-- START OF Exercise data --
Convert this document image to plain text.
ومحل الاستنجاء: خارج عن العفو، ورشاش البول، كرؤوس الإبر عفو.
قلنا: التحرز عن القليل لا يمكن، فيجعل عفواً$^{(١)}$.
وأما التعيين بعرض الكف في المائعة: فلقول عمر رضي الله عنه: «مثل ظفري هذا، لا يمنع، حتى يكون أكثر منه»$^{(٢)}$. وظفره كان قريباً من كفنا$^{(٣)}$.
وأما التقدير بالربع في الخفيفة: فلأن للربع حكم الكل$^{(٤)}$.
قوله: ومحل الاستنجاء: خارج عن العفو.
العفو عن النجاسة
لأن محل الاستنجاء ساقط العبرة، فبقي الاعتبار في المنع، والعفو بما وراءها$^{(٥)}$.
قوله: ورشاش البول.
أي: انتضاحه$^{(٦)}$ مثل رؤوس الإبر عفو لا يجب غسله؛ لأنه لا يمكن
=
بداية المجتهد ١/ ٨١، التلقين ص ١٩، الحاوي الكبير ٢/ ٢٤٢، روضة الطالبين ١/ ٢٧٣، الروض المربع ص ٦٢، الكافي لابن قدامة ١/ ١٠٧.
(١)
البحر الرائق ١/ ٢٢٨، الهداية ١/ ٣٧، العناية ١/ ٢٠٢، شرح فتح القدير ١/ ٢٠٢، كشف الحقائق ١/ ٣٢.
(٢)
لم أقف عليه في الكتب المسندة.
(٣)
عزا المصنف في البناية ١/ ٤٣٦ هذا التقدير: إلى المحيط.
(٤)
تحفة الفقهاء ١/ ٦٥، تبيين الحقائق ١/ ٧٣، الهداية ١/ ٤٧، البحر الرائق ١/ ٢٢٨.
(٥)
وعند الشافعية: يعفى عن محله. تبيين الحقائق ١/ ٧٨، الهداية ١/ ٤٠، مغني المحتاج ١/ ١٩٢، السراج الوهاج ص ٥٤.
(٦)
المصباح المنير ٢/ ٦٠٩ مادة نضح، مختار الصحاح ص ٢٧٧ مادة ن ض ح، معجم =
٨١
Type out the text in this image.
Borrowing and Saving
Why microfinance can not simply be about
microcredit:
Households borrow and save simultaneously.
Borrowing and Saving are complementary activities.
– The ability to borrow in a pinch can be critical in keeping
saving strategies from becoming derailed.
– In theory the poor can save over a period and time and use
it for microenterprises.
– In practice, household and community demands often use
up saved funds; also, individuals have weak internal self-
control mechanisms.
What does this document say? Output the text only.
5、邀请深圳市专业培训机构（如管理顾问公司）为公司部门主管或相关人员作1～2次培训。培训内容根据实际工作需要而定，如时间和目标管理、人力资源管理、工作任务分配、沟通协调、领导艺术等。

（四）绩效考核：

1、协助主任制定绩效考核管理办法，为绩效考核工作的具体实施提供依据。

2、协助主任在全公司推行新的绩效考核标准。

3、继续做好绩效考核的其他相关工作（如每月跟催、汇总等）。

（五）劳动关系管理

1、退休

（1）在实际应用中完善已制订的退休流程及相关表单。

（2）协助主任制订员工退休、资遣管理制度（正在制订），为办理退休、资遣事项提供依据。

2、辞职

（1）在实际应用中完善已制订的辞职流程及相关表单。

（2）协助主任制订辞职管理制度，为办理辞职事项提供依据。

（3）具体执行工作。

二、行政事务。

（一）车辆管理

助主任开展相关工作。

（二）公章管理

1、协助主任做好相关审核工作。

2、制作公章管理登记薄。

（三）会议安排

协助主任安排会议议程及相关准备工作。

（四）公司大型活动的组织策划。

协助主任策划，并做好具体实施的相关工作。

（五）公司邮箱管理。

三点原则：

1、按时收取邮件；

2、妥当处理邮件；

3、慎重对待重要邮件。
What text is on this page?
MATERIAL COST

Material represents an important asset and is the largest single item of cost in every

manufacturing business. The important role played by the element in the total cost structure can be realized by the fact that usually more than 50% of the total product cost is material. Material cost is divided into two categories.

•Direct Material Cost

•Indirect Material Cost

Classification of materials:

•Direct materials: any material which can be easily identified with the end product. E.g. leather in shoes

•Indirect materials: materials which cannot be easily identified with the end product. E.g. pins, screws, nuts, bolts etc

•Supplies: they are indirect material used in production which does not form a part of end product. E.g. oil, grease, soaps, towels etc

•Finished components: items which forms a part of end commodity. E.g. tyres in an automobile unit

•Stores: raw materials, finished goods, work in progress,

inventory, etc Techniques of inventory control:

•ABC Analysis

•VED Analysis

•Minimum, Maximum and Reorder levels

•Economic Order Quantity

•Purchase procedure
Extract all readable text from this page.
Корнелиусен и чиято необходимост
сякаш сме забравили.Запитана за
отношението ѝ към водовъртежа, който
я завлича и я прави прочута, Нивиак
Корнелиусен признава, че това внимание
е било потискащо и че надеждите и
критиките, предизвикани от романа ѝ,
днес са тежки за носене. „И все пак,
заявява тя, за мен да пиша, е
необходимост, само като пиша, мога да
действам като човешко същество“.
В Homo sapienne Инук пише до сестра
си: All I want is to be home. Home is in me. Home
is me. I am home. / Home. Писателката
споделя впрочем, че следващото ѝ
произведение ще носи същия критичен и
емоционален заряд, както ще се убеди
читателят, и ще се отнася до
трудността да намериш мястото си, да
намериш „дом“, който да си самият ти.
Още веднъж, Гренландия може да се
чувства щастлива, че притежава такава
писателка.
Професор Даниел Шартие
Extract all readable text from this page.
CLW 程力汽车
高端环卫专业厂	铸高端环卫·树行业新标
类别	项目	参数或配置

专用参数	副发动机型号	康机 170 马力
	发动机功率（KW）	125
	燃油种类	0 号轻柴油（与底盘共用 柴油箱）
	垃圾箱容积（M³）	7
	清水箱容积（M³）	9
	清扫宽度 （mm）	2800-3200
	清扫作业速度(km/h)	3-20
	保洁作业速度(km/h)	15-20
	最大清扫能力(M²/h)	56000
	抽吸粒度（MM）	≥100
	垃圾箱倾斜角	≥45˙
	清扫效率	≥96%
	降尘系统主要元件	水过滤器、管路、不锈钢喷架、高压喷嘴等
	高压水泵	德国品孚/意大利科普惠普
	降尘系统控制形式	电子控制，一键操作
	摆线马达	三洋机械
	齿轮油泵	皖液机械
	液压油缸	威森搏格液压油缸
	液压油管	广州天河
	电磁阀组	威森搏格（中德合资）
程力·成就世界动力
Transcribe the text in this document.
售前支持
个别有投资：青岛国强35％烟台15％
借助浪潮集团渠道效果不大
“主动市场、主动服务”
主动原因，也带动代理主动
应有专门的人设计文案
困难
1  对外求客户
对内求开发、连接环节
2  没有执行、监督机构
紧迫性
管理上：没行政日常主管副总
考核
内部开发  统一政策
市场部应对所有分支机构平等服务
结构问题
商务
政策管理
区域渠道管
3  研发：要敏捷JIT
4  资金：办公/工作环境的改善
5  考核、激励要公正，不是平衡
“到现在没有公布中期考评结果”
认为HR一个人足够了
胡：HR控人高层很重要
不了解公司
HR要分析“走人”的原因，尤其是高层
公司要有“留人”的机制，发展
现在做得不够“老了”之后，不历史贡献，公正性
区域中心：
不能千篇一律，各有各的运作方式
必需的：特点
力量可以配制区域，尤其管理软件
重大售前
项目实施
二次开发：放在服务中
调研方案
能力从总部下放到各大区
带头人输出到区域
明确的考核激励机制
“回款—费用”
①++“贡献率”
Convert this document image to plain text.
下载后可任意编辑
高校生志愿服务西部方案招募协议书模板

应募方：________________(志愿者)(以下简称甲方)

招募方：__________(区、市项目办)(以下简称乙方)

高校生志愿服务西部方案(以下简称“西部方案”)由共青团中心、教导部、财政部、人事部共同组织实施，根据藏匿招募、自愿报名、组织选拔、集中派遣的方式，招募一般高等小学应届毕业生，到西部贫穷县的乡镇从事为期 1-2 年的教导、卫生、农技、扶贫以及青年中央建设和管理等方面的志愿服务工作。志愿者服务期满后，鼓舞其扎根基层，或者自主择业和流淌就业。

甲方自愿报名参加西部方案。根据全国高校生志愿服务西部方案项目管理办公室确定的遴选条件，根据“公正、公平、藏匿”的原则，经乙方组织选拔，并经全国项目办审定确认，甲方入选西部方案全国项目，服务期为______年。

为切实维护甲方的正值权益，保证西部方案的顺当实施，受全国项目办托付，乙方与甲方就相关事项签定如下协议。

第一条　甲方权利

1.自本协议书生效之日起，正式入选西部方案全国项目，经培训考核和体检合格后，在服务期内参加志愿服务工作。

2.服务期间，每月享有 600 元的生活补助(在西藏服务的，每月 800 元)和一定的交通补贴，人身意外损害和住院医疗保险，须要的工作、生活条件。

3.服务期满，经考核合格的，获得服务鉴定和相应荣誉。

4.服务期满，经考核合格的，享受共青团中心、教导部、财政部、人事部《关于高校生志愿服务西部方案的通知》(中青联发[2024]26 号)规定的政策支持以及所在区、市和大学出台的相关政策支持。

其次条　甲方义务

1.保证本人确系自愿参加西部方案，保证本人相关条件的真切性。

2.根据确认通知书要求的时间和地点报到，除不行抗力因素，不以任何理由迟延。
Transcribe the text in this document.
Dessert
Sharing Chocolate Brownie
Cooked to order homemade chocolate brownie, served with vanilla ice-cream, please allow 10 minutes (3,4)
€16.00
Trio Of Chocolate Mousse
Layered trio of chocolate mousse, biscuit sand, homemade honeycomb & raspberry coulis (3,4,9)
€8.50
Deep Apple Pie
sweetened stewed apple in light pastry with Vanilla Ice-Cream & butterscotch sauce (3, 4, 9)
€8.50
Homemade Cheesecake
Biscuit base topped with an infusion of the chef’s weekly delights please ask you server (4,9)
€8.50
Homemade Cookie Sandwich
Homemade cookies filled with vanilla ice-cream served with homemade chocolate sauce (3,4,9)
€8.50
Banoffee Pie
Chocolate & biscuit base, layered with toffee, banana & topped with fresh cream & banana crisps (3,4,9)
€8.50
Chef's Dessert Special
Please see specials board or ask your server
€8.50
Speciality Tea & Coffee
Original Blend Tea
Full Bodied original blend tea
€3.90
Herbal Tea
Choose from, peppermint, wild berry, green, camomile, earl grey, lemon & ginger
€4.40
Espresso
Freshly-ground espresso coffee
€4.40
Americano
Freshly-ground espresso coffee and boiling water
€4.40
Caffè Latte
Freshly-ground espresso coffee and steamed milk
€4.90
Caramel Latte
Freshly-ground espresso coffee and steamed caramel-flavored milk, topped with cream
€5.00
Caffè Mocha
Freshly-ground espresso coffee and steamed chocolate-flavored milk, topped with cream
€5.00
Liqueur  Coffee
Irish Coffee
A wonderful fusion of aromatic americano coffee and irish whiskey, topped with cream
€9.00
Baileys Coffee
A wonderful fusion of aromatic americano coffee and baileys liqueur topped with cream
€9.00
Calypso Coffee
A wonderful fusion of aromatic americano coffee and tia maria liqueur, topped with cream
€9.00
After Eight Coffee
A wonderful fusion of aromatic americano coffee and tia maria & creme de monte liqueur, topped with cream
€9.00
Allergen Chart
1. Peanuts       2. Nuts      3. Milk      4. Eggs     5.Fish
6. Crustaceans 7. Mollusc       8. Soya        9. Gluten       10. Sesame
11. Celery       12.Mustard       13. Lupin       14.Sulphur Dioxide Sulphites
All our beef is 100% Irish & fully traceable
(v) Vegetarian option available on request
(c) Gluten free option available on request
-- END OF Exercise data --
Given exercise.
Ascertain the number of lines in the entries that include the word "الاستنجاء", and report only that number.

Response below.
3